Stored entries
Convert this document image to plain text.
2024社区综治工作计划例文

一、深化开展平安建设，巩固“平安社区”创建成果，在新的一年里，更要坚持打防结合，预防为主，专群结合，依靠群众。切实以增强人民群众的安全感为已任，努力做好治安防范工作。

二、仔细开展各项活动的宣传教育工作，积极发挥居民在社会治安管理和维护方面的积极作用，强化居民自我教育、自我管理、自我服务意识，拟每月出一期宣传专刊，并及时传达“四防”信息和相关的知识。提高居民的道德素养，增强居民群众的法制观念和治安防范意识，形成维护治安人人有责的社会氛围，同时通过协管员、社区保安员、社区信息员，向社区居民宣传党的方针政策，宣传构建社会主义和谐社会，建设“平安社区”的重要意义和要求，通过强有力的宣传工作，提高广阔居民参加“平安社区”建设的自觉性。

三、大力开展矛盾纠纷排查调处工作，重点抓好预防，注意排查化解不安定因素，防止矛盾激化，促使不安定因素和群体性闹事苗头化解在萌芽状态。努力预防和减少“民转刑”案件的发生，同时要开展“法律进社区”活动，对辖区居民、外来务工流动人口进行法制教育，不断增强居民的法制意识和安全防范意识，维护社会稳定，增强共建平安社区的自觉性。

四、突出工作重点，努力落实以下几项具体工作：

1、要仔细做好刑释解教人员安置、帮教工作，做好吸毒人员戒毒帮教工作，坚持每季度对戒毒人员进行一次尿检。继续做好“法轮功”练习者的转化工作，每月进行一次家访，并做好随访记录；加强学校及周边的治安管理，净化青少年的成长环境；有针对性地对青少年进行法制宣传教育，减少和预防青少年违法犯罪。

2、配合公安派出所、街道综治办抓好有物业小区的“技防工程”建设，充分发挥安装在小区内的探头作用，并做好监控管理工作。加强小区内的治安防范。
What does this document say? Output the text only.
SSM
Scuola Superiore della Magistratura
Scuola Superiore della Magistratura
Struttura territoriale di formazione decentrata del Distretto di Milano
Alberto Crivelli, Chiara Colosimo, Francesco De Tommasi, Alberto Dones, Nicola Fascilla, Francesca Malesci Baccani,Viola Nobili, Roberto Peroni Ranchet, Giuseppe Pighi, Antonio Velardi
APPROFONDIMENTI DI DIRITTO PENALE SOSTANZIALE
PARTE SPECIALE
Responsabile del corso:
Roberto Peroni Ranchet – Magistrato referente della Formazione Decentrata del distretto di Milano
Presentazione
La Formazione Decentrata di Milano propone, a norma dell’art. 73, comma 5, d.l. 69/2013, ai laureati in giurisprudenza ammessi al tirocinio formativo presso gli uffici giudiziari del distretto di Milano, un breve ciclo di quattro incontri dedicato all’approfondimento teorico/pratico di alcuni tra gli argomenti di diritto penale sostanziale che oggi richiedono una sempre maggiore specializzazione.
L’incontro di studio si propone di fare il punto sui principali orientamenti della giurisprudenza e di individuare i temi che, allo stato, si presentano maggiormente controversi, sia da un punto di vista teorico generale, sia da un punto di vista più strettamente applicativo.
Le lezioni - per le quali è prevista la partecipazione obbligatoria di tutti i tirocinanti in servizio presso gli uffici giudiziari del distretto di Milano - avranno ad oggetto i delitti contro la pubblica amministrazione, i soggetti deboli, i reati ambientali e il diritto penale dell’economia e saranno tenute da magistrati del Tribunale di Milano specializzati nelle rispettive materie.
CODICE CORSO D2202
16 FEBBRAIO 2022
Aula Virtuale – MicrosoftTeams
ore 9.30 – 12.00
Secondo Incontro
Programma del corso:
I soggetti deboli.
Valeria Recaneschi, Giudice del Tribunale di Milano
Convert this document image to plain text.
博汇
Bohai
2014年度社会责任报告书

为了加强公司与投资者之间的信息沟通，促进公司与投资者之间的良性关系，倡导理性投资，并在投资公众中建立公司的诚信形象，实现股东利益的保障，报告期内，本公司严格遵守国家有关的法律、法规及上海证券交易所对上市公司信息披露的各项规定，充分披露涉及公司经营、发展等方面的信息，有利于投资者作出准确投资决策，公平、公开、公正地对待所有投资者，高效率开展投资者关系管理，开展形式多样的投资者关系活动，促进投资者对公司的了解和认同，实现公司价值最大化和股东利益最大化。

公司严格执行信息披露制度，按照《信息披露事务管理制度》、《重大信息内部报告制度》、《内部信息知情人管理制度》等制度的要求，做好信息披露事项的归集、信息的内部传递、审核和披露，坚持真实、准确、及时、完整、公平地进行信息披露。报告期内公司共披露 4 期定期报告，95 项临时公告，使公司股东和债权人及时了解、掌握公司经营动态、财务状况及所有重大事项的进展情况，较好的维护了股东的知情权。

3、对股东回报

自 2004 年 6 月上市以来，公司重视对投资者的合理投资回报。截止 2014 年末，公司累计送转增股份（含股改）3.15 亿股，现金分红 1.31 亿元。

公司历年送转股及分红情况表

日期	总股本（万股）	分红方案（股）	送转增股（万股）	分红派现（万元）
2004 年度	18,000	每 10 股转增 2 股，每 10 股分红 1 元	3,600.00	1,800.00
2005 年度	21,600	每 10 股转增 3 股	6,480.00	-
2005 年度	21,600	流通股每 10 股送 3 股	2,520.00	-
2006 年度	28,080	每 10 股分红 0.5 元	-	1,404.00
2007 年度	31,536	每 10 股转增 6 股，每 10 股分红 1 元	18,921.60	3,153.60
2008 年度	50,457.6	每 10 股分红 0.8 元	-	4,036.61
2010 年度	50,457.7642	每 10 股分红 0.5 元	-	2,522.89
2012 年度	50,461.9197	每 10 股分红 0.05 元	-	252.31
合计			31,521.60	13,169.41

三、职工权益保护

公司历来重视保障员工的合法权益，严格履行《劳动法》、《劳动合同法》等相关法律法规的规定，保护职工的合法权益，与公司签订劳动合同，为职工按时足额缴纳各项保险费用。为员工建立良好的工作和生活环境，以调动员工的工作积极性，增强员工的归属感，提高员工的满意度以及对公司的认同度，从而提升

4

→ **Goal**
Copy every line above that holds the word "Peroni".

→ **Complete answer**
Alberto Crivelli, Chiara Colosimo, Francesco De Tommasi, Alberto Dones, Nicola Fascilla, Francesca Malesci Baccani,Viola Nobili, Roberto Peroni Ranchet, Giuseppe Pighi, Antonio Velardi
Roberto Peroni Ranchet – Magistrato referente della Formazione Decentrata del distretto di Milano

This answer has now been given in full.